*WHAT YOU WILL DO*
Go through the lines below. Copy those with "گلنار".

Dataset entries:
────────────────

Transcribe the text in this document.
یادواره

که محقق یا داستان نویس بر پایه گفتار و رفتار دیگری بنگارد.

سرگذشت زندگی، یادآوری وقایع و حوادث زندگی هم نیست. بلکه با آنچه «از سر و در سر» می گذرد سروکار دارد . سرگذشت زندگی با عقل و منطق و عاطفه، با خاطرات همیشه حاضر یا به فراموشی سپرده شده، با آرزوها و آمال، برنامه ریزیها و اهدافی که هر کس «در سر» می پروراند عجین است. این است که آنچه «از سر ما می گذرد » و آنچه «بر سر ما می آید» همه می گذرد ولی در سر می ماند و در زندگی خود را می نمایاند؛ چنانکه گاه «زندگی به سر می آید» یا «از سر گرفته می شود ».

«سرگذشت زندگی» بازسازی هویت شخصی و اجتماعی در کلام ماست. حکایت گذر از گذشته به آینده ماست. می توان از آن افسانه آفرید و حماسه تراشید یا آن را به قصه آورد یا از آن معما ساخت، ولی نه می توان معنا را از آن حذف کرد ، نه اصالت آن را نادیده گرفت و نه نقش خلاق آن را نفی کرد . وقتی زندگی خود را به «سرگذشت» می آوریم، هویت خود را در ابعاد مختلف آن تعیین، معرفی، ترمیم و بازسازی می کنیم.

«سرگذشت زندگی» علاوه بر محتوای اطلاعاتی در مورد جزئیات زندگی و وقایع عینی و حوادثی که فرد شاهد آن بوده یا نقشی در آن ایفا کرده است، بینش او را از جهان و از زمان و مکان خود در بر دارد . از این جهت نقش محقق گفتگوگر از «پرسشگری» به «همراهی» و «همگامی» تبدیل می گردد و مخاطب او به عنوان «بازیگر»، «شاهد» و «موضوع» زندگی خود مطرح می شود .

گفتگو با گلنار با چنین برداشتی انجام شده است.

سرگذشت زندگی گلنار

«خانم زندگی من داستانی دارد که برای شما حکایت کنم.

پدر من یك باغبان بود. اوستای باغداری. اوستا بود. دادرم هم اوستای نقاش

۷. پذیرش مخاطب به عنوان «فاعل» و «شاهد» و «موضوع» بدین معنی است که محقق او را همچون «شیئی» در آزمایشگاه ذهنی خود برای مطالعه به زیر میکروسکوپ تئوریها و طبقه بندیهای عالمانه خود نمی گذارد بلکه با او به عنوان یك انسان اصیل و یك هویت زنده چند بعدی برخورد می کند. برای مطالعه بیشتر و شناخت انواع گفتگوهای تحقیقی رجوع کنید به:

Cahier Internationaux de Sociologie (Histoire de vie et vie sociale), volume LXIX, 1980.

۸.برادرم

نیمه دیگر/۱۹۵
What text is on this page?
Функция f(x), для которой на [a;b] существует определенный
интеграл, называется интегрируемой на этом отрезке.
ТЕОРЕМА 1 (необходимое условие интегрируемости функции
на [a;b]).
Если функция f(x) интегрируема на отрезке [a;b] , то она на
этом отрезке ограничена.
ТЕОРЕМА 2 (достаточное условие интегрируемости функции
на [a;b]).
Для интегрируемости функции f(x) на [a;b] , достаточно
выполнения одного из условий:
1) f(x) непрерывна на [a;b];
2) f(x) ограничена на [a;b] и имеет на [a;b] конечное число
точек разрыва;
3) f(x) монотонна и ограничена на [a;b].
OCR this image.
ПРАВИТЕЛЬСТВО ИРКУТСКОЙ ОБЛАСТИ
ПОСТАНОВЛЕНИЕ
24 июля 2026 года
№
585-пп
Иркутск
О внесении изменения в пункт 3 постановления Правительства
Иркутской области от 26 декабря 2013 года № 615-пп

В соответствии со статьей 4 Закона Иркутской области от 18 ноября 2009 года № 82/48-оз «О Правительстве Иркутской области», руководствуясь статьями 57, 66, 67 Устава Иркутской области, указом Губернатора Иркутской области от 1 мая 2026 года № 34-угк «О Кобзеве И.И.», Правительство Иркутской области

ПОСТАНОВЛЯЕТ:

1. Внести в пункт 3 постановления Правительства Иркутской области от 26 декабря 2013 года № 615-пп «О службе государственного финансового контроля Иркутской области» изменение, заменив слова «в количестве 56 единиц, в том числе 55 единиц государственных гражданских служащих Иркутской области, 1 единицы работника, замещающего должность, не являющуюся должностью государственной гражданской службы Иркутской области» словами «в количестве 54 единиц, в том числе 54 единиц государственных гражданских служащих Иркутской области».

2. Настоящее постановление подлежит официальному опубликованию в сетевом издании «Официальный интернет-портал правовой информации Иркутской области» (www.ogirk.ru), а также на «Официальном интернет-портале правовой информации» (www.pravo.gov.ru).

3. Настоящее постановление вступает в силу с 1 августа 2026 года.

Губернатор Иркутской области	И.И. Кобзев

────────────────

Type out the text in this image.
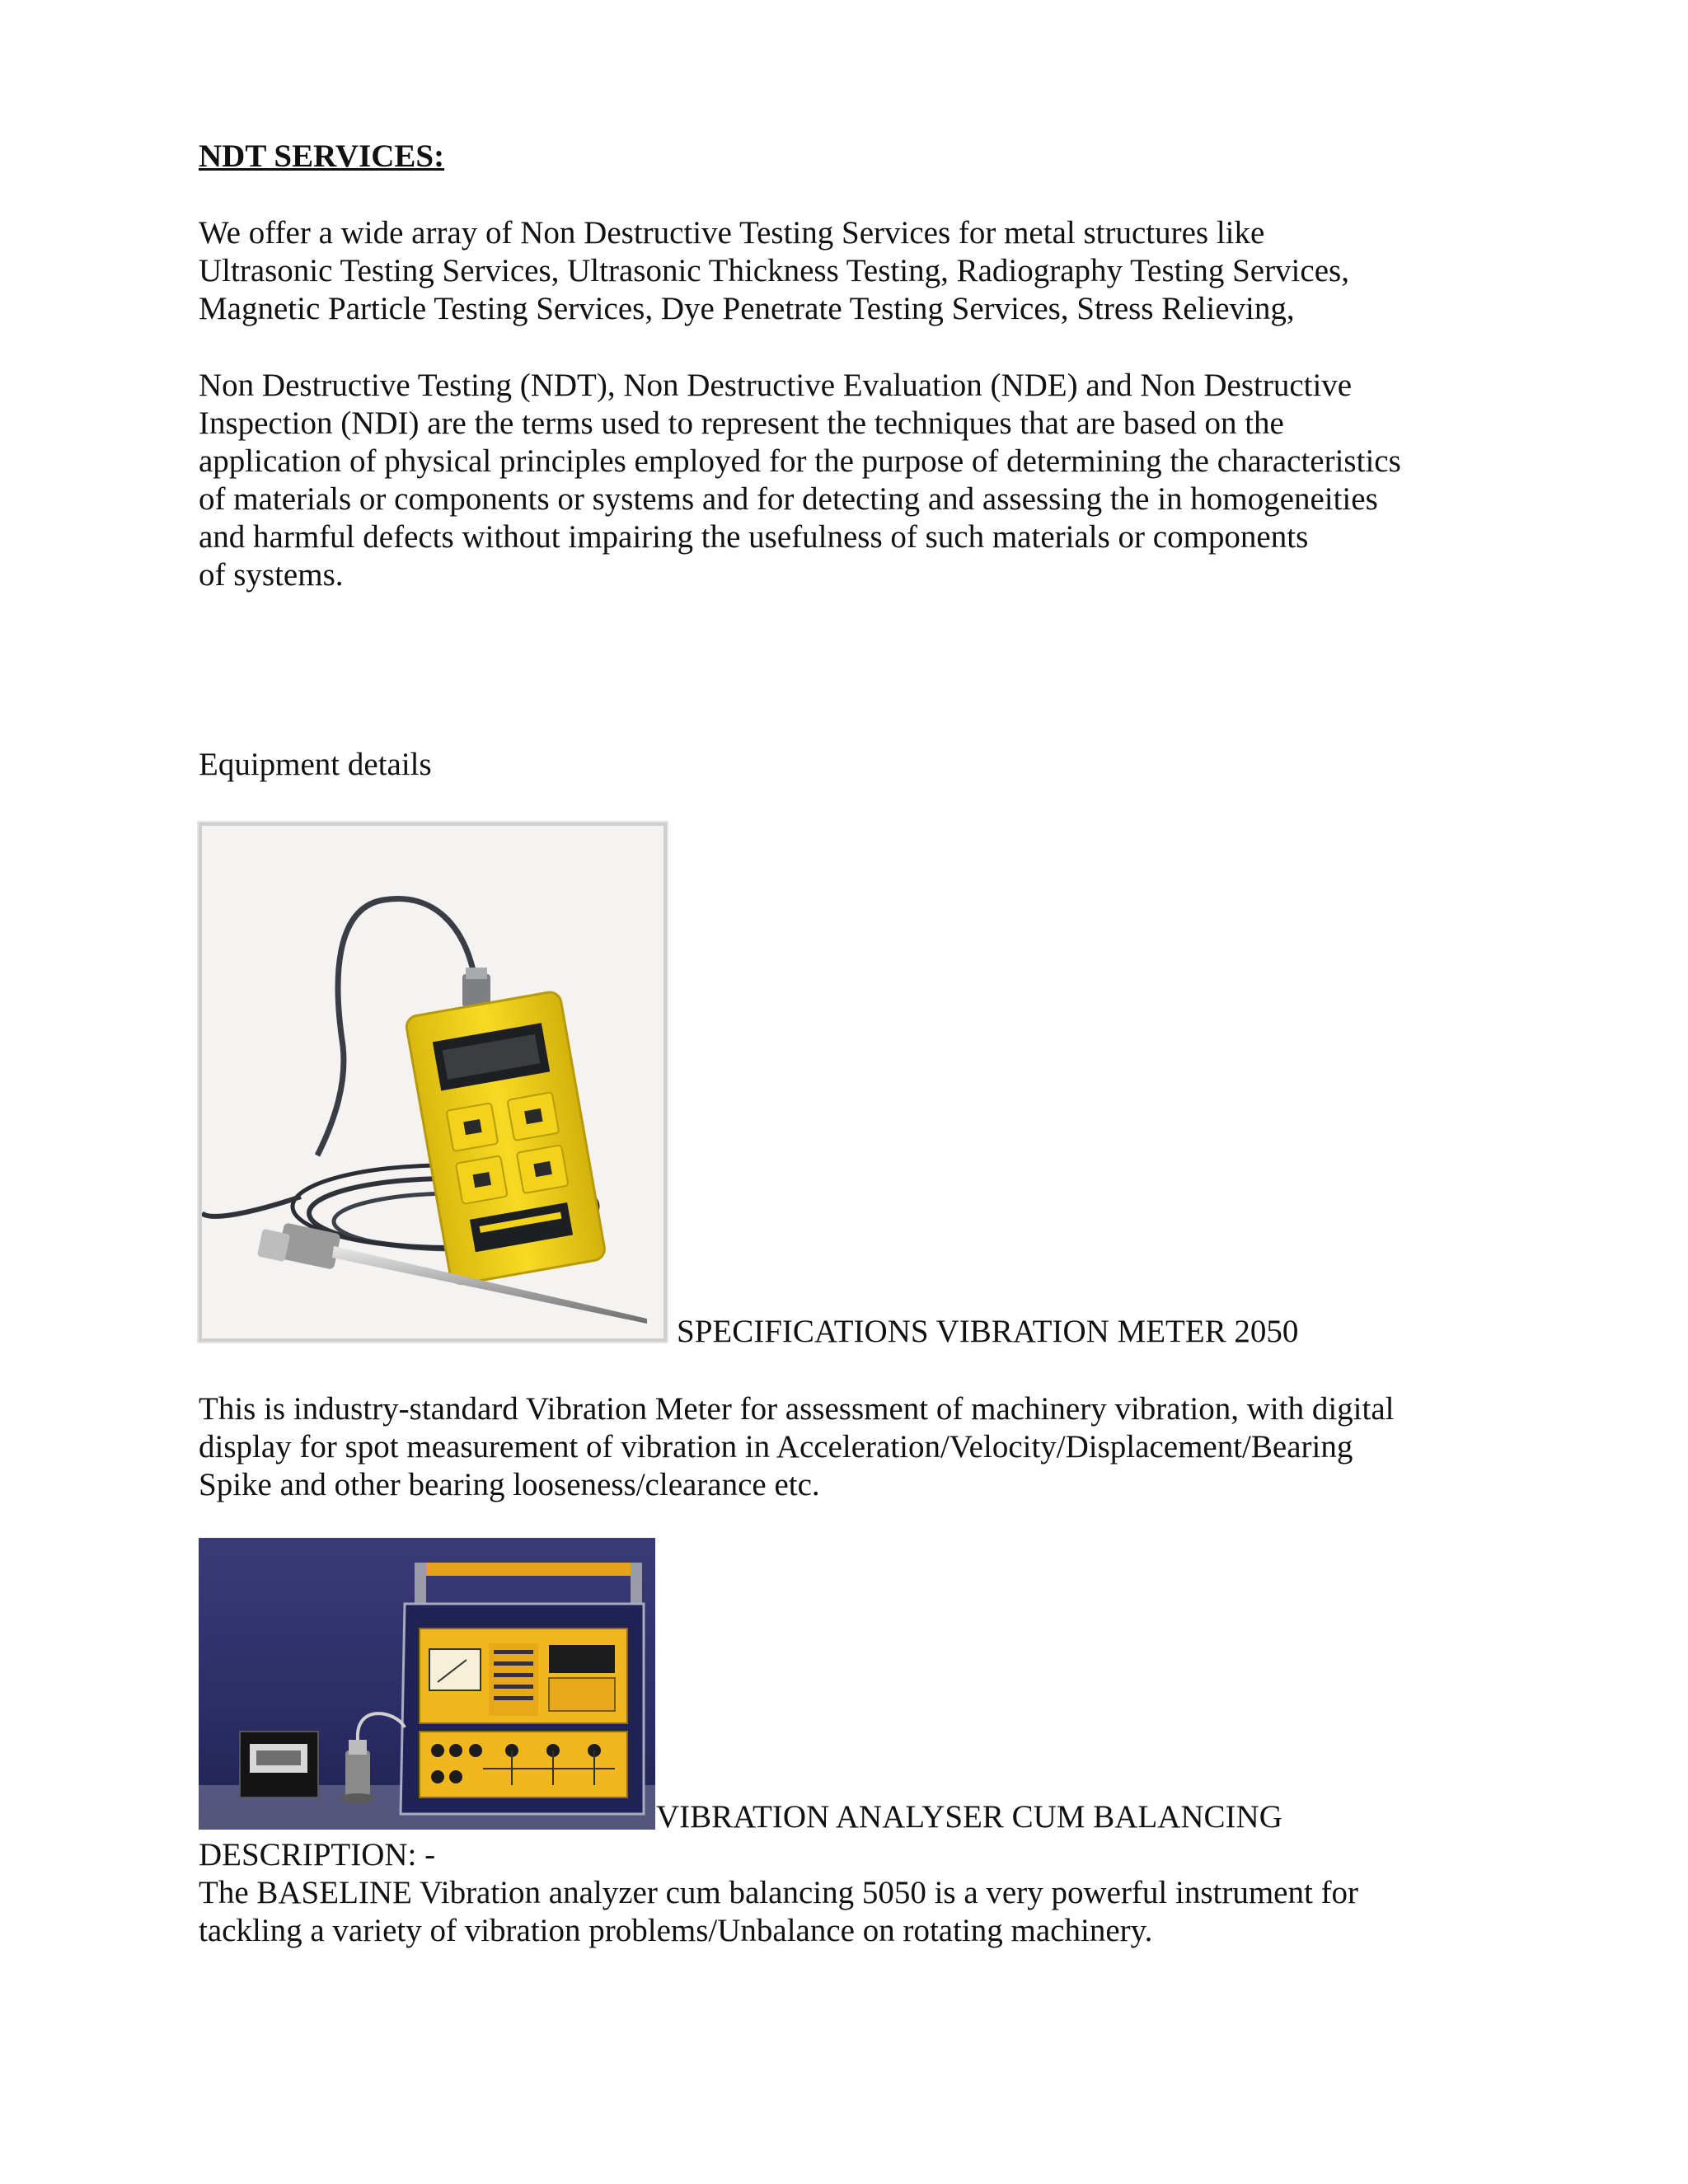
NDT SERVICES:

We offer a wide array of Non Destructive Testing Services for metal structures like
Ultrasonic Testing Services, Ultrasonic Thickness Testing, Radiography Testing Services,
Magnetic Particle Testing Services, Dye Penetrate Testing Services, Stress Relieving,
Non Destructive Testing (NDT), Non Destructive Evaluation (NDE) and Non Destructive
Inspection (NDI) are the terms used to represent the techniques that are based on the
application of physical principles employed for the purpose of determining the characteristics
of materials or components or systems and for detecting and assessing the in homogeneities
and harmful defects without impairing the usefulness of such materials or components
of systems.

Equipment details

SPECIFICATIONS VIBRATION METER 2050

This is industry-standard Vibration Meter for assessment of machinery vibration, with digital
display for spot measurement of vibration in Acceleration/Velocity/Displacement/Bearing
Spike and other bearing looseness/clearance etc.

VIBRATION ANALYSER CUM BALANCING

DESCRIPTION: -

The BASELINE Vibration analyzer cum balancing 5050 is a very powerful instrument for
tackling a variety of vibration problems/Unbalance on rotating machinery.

────────────────

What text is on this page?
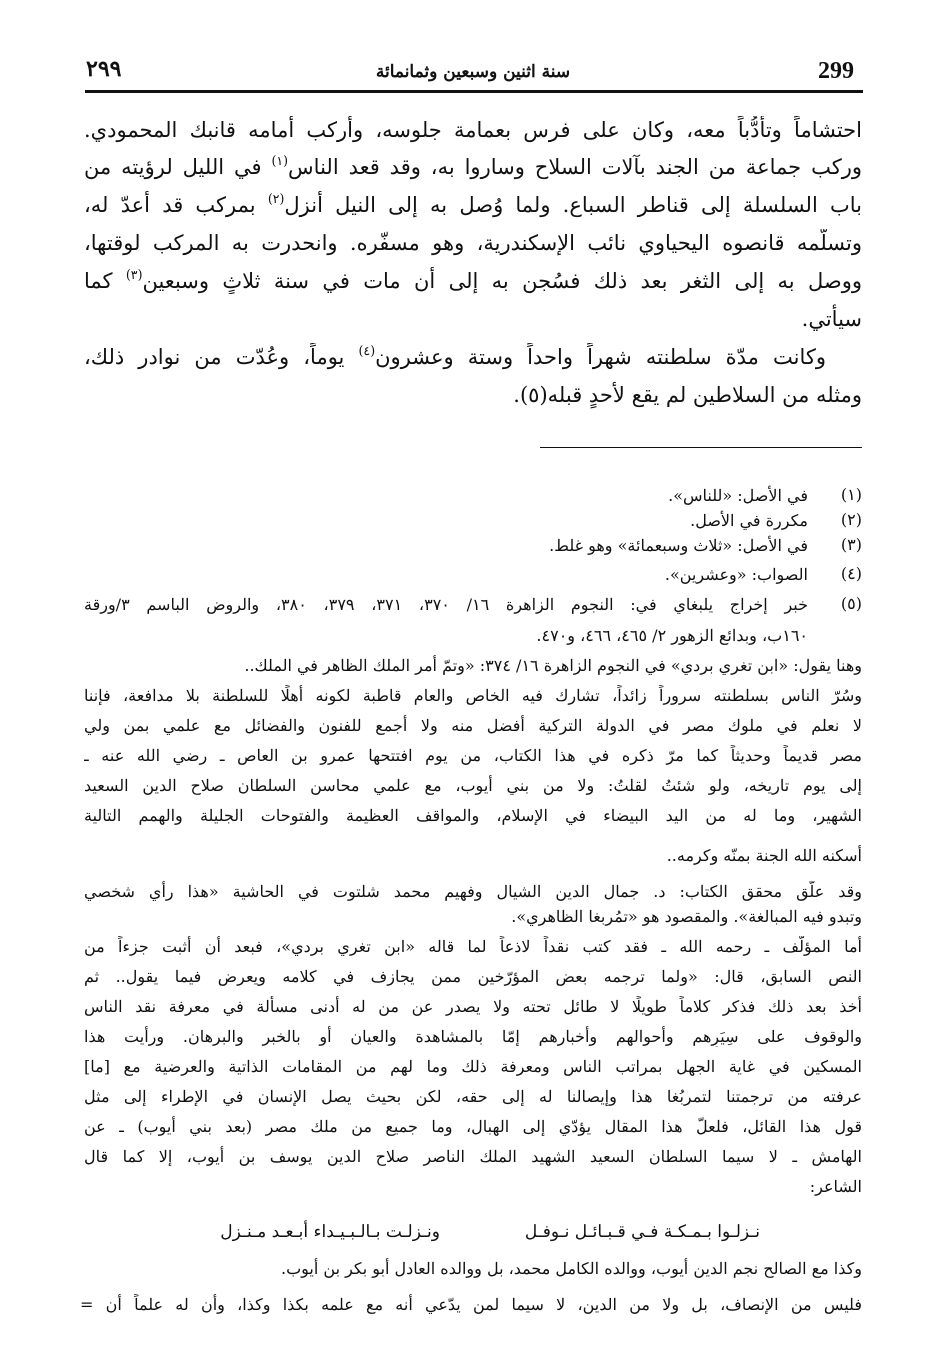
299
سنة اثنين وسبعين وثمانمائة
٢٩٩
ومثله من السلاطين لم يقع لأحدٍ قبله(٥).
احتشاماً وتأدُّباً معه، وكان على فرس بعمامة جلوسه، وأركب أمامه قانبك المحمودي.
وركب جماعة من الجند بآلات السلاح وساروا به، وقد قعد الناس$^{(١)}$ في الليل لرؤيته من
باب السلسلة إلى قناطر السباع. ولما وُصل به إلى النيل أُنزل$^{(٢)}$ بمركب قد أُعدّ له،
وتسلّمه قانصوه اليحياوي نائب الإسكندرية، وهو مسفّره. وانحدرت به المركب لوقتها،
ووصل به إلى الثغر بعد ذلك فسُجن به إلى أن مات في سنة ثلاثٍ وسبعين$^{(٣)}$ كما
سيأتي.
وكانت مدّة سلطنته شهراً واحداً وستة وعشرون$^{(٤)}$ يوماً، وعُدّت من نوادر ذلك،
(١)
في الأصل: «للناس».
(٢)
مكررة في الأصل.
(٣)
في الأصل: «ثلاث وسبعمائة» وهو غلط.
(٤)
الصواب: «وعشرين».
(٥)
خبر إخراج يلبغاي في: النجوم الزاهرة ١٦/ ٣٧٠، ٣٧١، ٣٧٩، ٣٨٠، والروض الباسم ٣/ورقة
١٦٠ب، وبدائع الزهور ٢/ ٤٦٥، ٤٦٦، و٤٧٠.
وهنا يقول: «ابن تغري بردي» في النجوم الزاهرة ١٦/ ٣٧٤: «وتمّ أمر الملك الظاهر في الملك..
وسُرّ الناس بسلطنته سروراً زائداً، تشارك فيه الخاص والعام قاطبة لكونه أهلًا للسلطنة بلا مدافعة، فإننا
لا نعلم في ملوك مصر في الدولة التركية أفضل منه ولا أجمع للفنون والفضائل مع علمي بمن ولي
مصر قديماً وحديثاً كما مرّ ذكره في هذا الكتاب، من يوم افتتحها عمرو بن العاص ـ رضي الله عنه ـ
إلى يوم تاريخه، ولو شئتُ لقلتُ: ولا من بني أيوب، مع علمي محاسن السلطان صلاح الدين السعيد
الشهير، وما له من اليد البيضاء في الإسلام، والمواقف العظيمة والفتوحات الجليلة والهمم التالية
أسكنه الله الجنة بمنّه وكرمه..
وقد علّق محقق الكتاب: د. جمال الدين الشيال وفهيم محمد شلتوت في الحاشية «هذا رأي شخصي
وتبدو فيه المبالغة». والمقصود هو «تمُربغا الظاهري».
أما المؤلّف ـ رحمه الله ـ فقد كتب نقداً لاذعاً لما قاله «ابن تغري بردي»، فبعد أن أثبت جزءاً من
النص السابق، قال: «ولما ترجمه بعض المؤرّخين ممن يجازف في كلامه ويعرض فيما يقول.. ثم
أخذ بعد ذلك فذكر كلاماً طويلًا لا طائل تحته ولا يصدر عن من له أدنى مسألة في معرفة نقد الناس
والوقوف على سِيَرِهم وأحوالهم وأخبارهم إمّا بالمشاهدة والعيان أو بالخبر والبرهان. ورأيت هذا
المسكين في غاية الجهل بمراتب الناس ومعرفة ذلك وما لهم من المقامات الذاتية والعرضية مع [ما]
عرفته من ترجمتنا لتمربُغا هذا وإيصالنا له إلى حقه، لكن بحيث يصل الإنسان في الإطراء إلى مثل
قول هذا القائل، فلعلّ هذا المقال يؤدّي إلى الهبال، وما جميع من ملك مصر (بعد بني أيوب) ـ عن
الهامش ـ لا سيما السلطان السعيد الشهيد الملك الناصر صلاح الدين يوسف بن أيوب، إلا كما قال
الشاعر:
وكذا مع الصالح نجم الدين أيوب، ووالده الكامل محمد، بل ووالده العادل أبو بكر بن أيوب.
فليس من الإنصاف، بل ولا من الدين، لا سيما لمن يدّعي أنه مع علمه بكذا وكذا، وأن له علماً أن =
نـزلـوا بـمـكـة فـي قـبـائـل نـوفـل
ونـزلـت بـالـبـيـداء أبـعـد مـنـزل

────────────────

*WRITTEN SOLUTION*
گفتگو با گلنار با چنین برداشتی انجام شده است.
سرگذشت زندگی گلنار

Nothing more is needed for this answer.